* [Given instruction]
Quote every line of the data below as it stands, omitting pictures.

*** Dataset records ***

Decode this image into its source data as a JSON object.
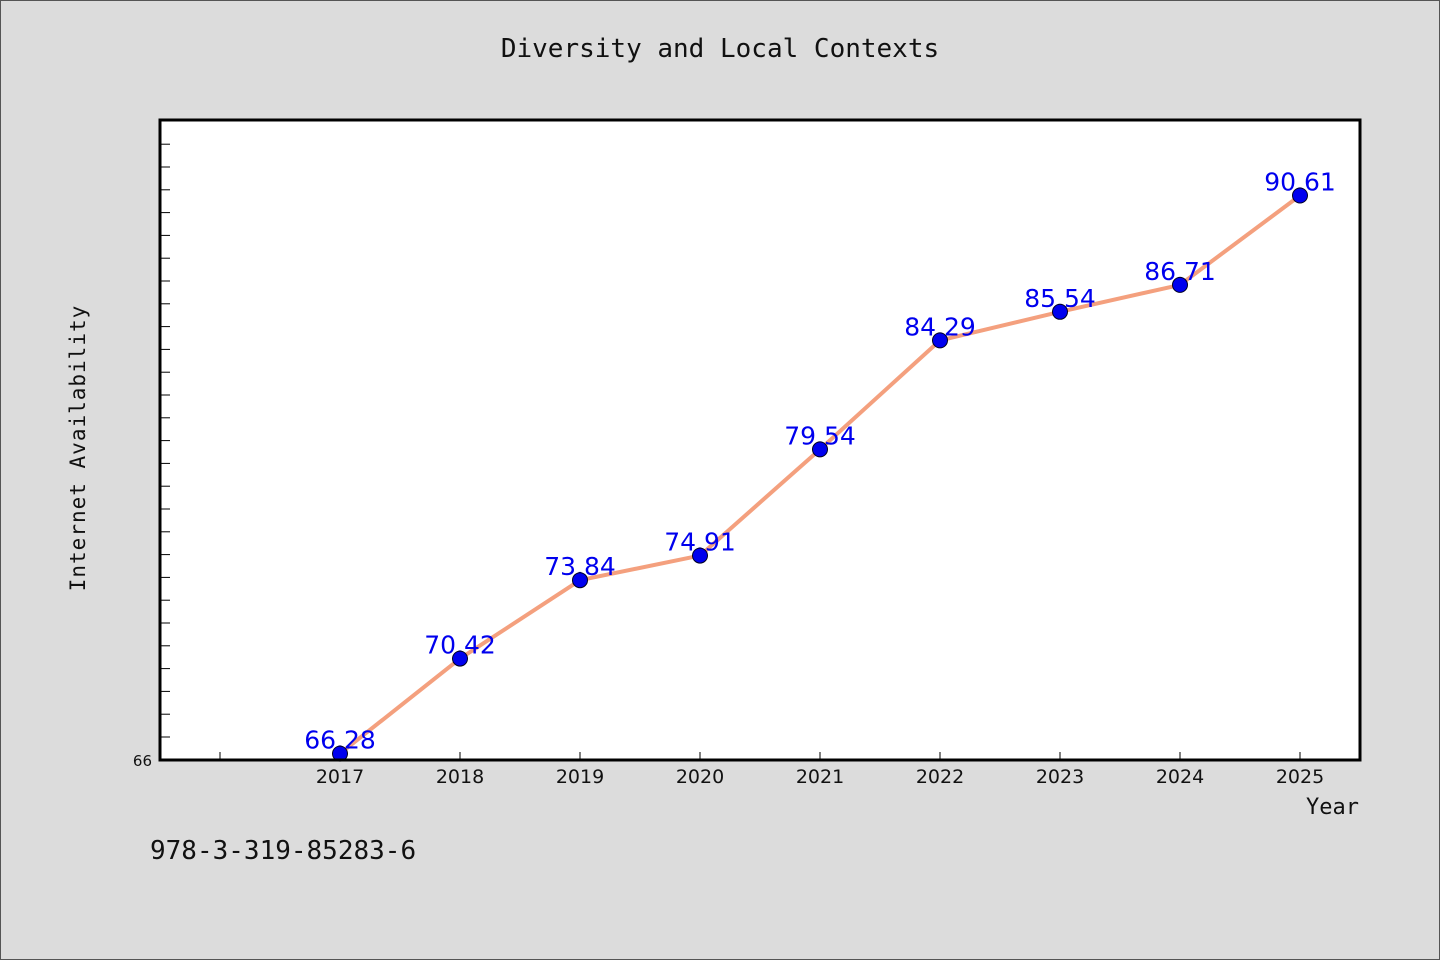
{
  "chart_data": {
    "type": "line",
    "title": "Diversity and Local Contexts",
    "xlabel": "Year",
    "ylabel": "Internet Availability",
    "categories": [
      "2017",
      "2018",
      "2019",
      "2020",
      "2021",
      "2022",
      "2023",
      "2024",
      "2025"
    ],
    "series": [
      {
        "values": [
          66.28,
          70.42,
          73.84,
          74.91,
          79.54,
          84.29,
          85.54,
          86.71,
          90.61
        ],
        "data_labels": [
          "66.28",
          "70.42",
          "73.84",
          "74.91",
          "79.54",
          "84.29",
          "85.54",
          "86.71",
          "90.61"
        ],
        "line_color": "#f4a07e",
        "marker_color": "#0000ee",
        "label_color": "#0000ee"
      }
    ],
    "ylim": [
      66,
      93.9
    ],
    "y_tick_labels": [
      "66"
    ],
    "grid": false,
    "legend": "none"
  },
  "footer": {
    "code": "978-3-319-85283-6"
  },
  "colors": {
    "background": "#dcdcdc",
    "plot_background": "#ffffff",
    "axis": "#000000"
  }
}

***

* [Solution to the exercise]
Decode this image into its source data as a JSON object.
{
  "chart_data": {
    "type": "line",
    "title": "Diversity and Local Contexts",
    "xlabel": "Year",
    "ylabel": "Internet Availability",
    "categories": [
      "2017",
      "2018",
      "2019",
      "2020",
      "2021",
      "2022",
      "2023",
      "2024",
      "2025"
    ],
    "series": [
      {
        "values": [
          66.28,
          70.42,
          73.84,
          74.91,
          79.54,
          84.29,
          85.54,
          86.71,
          90.61
        ],
        "data_labels": [
          "66.28",
          "70.42",
          "73.84",
          "74.91",
          "79.54",
          "84.29",
          "85.54",
          "86.71",
          "90.61"
        ],
        "line_color": "#f4a07e",
        "marker_color": "#0000ee",
        "label_color": "#0000ee"
      }
    ],
    "ylim": [
      66,
      93.9
    ],
    "y_tick_labels": [
      "66"
    ],
    "grid": false,
    "legend": "none"
  },
  "footer": {
    "code": "978-3-319-85283-6"
  },
  "colors": {
    "background": "#dcdcdc",
    "plot_background": "#ffffff",
    "axis": "#000000"
  }
}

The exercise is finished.